┌────────

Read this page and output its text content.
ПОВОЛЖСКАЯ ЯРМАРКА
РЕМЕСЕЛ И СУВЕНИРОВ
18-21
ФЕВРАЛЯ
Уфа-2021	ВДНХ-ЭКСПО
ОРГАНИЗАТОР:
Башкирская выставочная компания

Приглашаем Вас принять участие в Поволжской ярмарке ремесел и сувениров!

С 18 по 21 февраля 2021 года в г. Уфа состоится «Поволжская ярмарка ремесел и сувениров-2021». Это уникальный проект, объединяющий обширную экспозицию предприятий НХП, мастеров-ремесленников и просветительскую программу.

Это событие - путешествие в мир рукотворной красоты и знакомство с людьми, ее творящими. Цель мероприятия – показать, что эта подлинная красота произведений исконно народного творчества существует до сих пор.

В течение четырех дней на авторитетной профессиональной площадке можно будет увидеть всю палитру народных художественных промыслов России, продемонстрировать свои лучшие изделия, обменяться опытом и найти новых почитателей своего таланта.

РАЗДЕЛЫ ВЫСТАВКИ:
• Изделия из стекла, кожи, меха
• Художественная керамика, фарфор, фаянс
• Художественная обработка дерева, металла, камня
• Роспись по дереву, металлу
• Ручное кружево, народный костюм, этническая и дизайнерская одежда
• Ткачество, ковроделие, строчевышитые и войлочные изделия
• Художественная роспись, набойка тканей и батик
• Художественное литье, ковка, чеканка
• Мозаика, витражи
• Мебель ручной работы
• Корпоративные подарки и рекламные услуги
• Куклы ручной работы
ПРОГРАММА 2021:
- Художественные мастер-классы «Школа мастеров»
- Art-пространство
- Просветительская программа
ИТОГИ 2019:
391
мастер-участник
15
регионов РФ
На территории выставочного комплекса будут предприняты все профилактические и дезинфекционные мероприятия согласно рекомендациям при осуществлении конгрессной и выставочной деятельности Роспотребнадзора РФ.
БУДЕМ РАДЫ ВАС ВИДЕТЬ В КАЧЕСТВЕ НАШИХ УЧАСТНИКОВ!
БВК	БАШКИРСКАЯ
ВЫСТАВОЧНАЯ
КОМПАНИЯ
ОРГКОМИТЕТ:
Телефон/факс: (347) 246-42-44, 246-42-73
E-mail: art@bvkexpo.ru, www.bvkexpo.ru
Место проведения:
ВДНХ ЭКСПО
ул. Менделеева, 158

└────────

TASK TO CARRY OUT: Restate every entry word for word.

WRITTEN SOLUTION:
Read this page and output its text content.
ПОВОЛЖСКАЯ ЯРМАРКА
РЕМЕСЕЛ И СУВЕНИРОВ
18-21
ФЕВРАЛЯ
Уфа-2021	ВДНХ-ЭКСПО
ОРГАНИЗАТОР:
Башкирская выставочная компания

Приглашаем Вас принять участие в Поволжской ярмарке ремесел и сувениров!

С 18 по 21 февраля 2021 года в г. Уфа состоится «Поволжская ярмарка ремесел и сувениров-2021». Это уникальный проект, объединяющий обширную экспозицию предприятий НХП, мастеров-ремесленников и просветительскую программу.

Это событие - путешествие в мир рукотворной красоты и знакомство с людьми, ее творящими. Цель мероприятия – показать, что эта подлинная красота произведений исконно народного творчества существует до сих пор.

В течение четырех дней на авторитетной профессиональной площадке можно будет увидеть всю палитру народных художественных промыслов России, продемонстрировать свои лучшие изделия, обменяться опытом и найти новых почитателей своего таланта.

РАЗДЕЛЫ ВЫСТАВКИ:
• Изделия из стекла, кожи, меха
• Художественная керамика, фарфор, фаянс
• Художественная обработка дерева, металла, камня
• Роспись по дереву, металлу
• Ручное кружево, народный костюм, этническая и дизайнерская одежда
• Ткачество, ковроделие, строчевышитые и войлочные изделия
• Художественная роспись, набойка тканей и батик
• Художественное литье, ковка, чеканка
• Мозаика, витражи
• Мебель ручной работы
• Корпоративные подарки и рекламные услуги
• Куклы ручной работы
ПРОГРАММА 2021:
- Художественные мастер-классы «Школа мастеров»
- Art-пространство
- Просветительская программа
ИТОГИ 2019:
391
мастер-участник
15
регионов РФ
На территории выставочного комплекса будут предприняты все профилактические и дезинфекционные мероприятия согласно рекомендациям при осуществлении конгрессной и выставочной деятельности Роспотребнадзора РФ.
БУДЕМ РАДЫ ВАС ВИДЕТЬ В КАЧЕСТВЕ НАШИХ УЧАСТНИКОВ!
БВК	БАШКИРСКАЯ
ВЫСТАВОЧНАЯ
КОМПАНИЯ
ОРГКОМИТЕТ:
Телефон/факс: (347) 246-42-44, 246-42-73
E-mail: art@bvkexpo.ru, www.bvkexpo.ru
Место проведения:
ВДНХ ЭКСПО
ул. Менделеева, 158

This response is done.